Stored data
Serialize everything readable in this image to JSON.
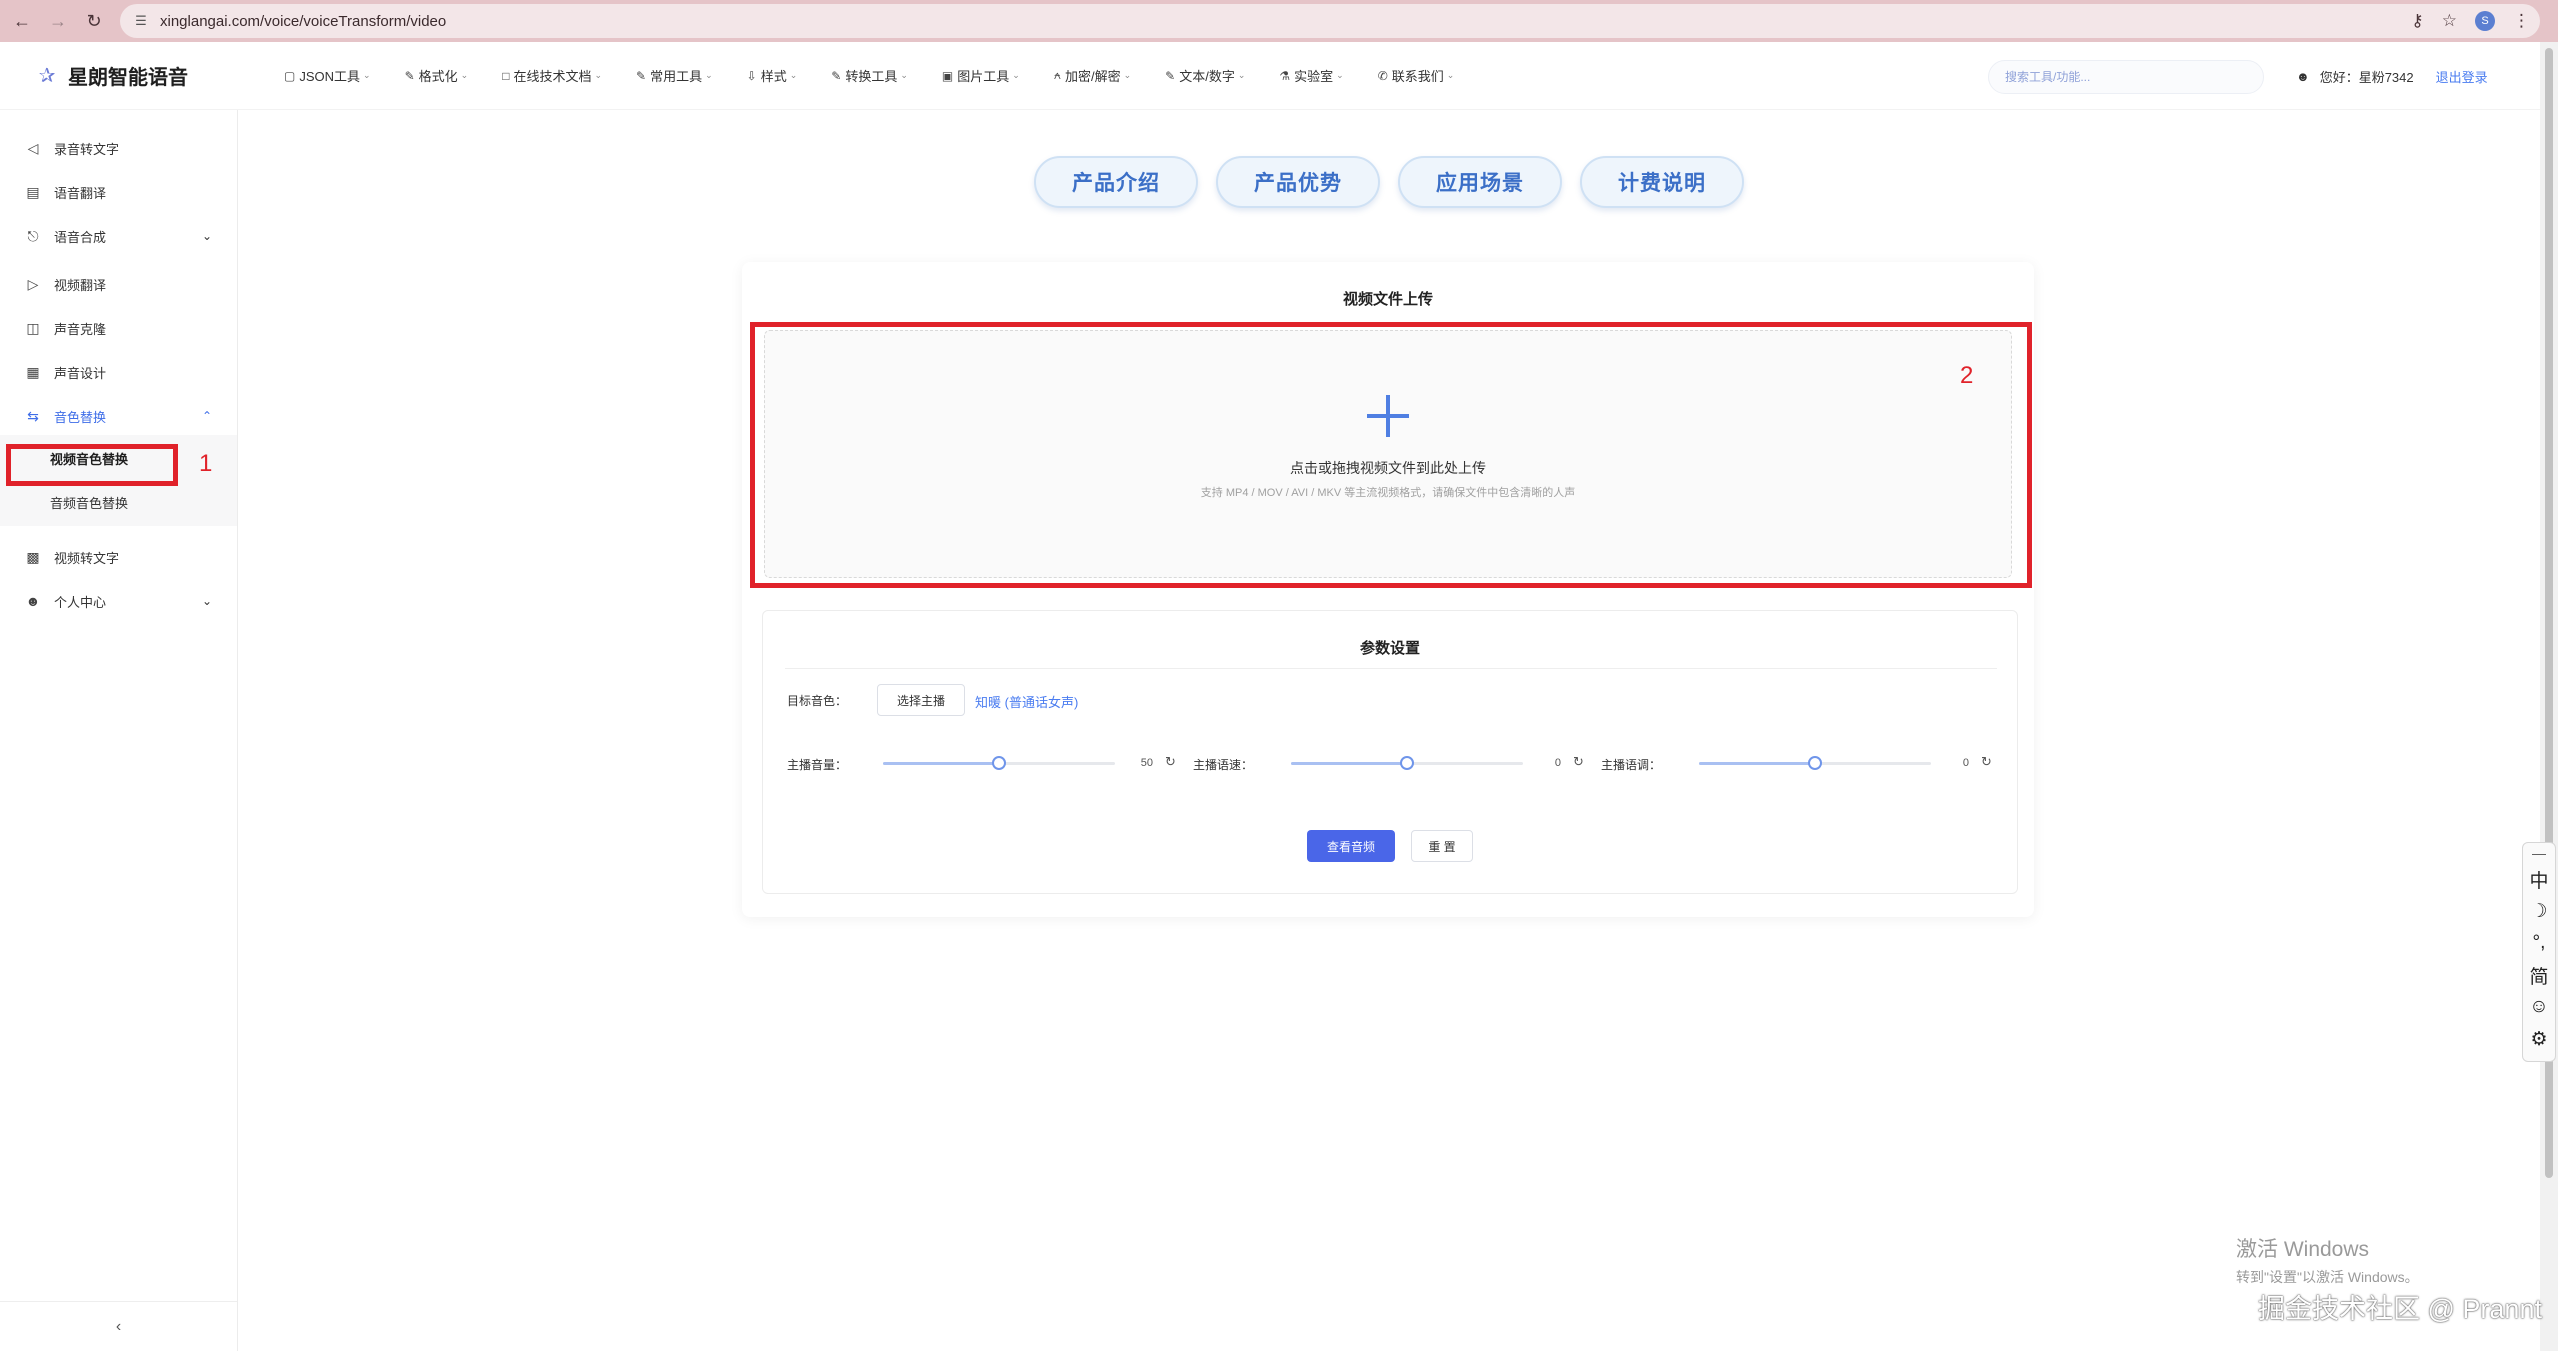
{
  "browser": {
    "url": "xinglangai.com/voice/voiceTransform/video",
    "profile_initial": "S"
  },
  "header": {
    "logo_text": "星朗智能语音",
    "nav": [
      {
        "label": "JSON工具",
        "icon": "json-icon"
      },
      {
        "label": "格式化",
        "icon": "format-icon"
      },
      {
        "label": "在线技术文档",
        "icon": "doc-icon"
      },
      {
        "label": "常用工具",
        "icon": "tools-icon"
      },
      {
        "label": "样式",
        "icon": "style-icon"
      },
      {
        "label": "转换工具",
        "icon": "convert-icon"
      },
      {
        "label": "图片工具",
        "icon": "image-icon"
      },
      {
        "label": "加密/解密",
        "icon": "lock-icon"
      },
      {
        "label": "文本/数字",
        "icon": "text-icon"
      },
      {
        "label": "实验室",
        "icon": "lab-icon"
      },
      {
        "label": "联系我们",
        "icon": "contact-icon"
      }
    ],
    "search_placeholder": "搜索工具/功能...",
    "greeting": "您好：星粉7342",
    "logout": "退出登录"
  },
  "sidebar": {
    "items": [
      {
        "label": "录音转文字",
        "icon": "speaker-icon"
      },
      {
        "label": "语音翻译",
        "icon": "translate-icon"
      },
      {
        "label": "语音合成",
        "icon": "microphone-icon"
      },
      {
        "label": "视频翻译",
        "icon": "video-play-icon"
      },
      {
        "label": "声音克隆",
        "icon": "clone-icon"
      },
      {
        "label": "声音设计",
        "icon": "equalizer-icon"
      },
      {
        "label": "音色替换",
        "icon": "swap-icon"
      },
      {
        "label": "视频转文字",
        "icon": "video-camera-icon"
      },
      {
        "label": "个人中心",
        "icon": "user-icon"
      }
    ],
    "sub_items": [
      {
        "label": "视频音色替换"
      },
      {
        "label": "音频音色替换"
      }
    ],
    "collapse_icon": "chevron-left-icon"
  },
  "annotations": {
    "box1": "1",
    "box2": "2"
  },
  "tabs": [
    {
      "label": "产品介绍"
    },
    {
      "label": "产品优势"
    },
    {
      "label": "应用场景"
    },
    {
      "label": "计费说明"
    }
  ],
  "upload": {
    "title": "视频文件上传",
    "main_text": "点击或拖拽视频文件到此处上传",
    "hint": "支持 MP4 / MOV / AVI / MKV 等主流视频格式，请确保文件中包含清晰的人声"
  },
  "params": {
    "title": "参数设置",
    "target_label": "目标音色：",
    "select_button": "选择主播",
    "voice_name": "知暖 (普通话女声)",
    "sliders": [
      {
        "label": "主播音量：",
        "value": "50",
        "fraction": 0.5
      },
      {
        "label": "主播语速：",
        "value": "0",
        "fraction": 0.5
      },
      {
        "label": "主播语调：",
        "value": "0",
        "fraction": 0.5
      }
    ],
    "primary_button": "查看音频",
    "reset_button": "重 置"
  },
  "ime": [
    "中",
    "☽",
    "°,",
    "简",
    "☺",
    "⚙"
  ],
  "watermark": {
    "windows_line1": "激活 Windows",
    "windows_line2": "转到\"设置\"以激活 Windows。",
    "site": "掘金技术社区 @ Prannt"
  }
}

▶ [Directive]
Return all of the entries exactly as written, but drop any pictures they hold.

▶ [Answer]
Serialize everything readable in this image to JSON.
{
  "browser": {
    "url": "xinglangai.com/voice/voiceTransform/video",
    "profile_initial": "S"
  },
  "header": {
    "logo_text": "星朗智能语音",
    "nav": [
      {
        "label": "JSON工具",
        "icon": "json-icon"
      },
      {
        "label": "格式化",
        "icon": "format-icon"
      },
      {
        "label": "在线技术文档",
        "icon": "doc-icon"
      },
      {
        "label": "常用工具",
        "icon": "tools-icon"
      },
      {
        "label": "样式",
        "icon": "style-icon"
      },
      {
        "label": "转换工具",
        "icon": "convert-icon"
      },
      {
        "label": "图片工具",
        "icon": "image-icon"
      },
      {
        "label": "加密/解密",
        "icon": "lock-icon"
      },
      {
        "label": "文本/数字",
        "icon": "text-icon"
      },
      {
        "label": "实验室",
        "icon": "lab-icon"
      },
      {
        "label": "联系我们",
        "icon": "contact-icon"
      }
    ],
    "search_placeholder": "搜索工具/功能...",
    "greeting": "您好：星粉7342",
    "logout": "退出登录"
  },
  "sidebar": {
    "items": [
      {
        "label": "录音转文字",
        "icon": "speaker-icon"
      },
      {
        "label": "语音翻译",
        "icon": "translate-icon"
      },
      {
        "label": "语音合成",
        "icon": "microphone-icon"
      },
      {
        "label": "视频翻译",
        "icon": "video-play-icon"
      },
      {
        "label": "声音克隆",
        "icon": "clone-icon"
      },
      {
        "label": "声音设计",
        "icon": "equalizer-icon"
      },
      {
        "label": "音色替换",
        "icon": "swap-icon"
      },
      {
        "label": "视频转文字",
        "icon": "video-camera-icon"
      },
      {
        "label": "个人中心",
        "icon": "user-icon"
      }
    ],
    "sub_items": [
      {
        "label": "视频音色替换"
      },
      {
        "label": "音频音色替换"
      }
    ],
    "collapse_icon": "chevron-left-icon"
  },
  "annotations": {
    "box1": "1",
    "box2": "2"
  },
  "tabs": [
    {
      "label": "产品介绍"
    },
    {
      "label": "产品优势"
    },
    {
      "label": "应用场景"
    },
    {
      "label": "计费说明"
    }
  ],
  "upload": {
    "title": "视频文件上传",
    "main_text": "点击或拖拽视频文件到此处上传",
    "hint": "支持 MP4 / MOV / AVI / MKV 等主流视频格式，请确保文件中包含清晰的人声"
  },
  "params": {
    "title": "参数设置",
    "target_label": "目标音色：",
    "select_button": "选择主播",
    "voice_name": "知暖 (普通话女声)",
    "sliders": [
      {
        "label": "主播音量：",
        "value": "50",
        "fraction": 0.5
      },
      {
        "label": "主播语速：",
        "value": "0",
        "fraction": 0.5
      },
      {
        "label": "主播语调：",
        "value": "0",
        "fraction": 0.5
      }
    ],
    "primary_button": "查看音频",
    "reset_button": "重 置"
  },
  "ime": [
    "中",
    "☽",
    "°,",
    "简",
    "☺",
    "⚙"
  ],
  "watermark": {
    "windows_line1": "激活 Windows",
    "windows_line2": "转到\"设置\"以激活 Windows。",
    "site": "掘金技术社区 @ Prannt"
  }
}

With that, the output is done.